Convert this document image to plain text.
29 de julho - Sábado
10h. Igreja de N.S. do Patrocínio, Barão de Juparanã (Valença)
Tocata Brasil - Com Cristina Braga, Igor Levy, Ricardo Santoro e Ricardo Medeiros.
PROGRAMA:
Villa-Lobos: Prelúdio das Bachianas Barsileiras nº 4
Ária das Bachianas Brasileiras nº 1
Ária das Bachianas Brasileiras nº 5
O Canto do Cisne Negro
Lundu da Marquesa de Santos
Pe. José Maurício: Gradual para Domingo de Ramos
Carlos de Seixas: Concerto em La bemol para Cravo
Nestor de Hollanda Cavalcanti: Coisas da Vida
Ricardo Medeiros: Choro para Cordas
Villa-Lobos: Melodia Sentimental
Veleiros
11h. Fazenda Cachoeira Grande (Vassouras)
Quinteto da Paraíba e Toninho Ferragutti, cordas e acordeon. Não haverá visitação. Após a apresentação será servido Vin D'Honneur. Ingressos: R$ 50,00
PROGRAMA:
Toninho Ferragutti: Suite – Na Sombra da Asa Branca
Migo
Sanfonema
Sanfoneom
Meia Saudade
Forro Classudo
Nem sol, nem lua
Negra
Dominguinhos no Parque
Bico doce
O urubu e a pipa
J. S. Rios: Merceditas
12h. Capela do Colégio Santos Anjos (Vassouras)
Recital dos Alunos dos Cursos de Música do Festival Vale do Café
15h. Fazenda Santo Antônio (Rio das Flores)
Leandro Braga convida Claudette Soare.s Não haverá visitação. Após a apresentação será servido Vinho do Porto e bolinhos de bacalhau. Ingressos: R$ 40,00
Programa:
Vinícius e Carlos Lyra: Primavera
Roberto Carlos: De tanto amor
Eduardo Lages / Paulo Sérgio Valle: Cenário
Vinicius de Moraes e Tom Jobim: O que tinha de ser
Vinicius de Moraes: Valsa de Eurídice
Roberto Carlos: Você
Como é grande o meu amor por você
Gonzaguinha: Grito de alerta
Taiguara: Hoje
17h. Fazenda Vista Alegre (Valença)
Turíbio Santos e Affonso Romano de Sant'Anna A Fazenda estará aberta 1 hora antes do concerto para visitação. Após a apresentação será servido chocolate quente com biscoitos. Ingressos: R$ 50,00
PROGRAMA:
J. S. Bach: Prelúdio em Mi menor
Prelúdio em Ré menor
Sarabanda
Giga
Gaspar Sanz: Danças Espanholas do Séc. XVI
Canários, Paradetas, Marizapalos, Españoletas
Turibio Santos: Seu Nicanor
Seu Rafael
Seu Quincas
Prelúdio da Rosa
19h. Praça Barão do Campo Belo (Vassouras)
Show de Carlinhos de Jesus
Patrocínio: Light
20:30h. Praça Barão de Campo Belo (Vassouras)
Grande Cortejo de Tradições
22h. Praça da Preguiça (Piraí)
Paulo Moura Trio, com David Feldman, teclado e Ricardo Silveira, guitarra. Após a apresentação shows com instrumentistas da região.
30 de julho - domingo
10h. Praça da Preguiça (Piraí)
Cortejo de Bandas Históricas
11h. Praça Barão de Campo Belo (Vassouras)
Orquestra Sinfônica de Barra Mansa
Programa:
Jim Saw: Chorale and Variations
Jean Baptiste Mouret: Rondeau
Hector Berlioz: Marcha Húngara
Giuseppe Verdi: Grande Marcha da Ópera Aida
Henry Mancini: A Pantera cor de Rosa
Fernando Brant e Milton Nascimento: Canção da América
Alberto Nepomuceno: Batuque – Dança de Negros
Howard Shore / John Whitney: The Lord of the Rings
◆ ◆ ◆ ◆ ◆
**INSTRUCTIONS TO FOLLOW:** Return every entry verbatim.

**REPLY:**
Convert this document image to plain text.
29 de julho - Sábado
10h. Igreja de N.S. do Patrocínio, Barão de Juparanã (Valença)
Tocata Brasil - Com Cristina Braga, Igor Levy, Ricardo Santoro e Ricardo Medeiros.
PROGRAMA:
Villa-Lobos: Prelúdio das Bachianas Barsileiras nº 4
Ária das Bachianas Brasileiras nº 1
Ária das Bachianas Brasileiras nº 5
O Canto do Cisne Negro
Lundu da Marquesa de Santos
Pe. José Maurício: Gradual para Domingo de Ramos
Carlos de Seixas: Concerto em La bemol para Cravo
Nestor de Hollanda Cavalcanti: Coisas da Vida
Ricardo Medeiros: Choro para Cordas
Villa-Lobos: Melodia Sentimental
Veleiros
11h. Fazenda Cachoeira Grande (Vassouras)
Quinteto da Paraíba e Toninho Ferragutti, cordas e acordeon. Não haverá visitação. Após a apresentação será servido Vin D'Honneur. Ingressos: R$ 50,00
PROGRAMA:
Toninho Ferragutti: Suite – Na Sombra da Asa Branca
Migo
Sanfonema
Sanfoneom
Meia Saudade
Forro Classudo
Nem sol, nem lua
Negra
Dominguinhos no Parque
Bico doce
O urubu e a pipa
J. S. Rios: Merceditas
12h. Capela do Colégio Santos Anjos (Vassouras)
Recital dos Alunos dos Cursos de Música do Festival Vale do Café
15h. Fazenda Santo Antônio (Rio das Flores)
Leandro Braga convida Claudette Soare.s Não haverá visitação. Após a apresentação será servido Vinho do Porto e bolinhos de bacalhau. Ingressos: R$ 40,00
Programa:
Vinícius e Carlos Lyra: Primavera
Roberto Carlos: De tanto amor
Eduardo Lages / Paulo Sérgio Valle: Cenário
Vinicius de Moraes e Tom Jobim: O que tinha de ser
Vinicius de Moraes: Valsa de Eurídice
Roberto Carlos: Você
Como é grande o meu amor por você
Gonzaguinha: Grito de alerta
Taiguara: Hoje
17h. Fazenda Vista Alegre (Valença)
Turíbio Santos e Affonso Romano de Sant'Anna A Fazenda estará aberta 1 hora antes do concerto para visitação. Após a apresentação será servido chocolate quente com biscoitos. Ingressos: R$ 50,00
PROGRAMA:
J. S. Bach: Prelúdio em Mi menor
Prelúdio em Ré menor
Sarabanda
Giga
Gaspar Sanz: Danças Espanholas do Séc. XVI
Canários, Paradetas, Marizapalos, Españoletas
Turibio Santos: Seu Nicanor
Seu Rafael
Seu Quincas
Prelúdio da Rosa
19h. Praça Barão do Campo Belo (Vassouras)
Show de Carlinhos de Jesus
Patrocínio: Light
20:30h. Praça Barão de Campo Belo (Vassouras)
Grande Cortejo de Tradições
22h. Praça da Preguiça (Piraí)
Paulo Moura Trio, com David Feldman, teclado e Ricardo Silveira, guitarra. Após a apresentação shows com instrumentistas da região.
30 de julho - domingo
10h. Praça da Preguiça (Piraí)
Cortejo de Bandas Históricas
11h. Praça Barão de Campo Belo (Vassouras)
Orquestra Sinfônica de Barra Mansa
Programa:
Jim Saw: Chorale and Variations
Jean Baptiste Mouret: Rondeau
Hector Berlioz: Marcha Húngara
Giuseppe Verdi: Grande Marcha da Ópera Aida
Henry Mancini: A Pantera cor de Rosa
Fernando Brant e Milton Nascimento: Canção da América
Alberto Nepomuceno: Batuque – Dança de Negros
Howard Shore / John Whitney: The Lord of the Rings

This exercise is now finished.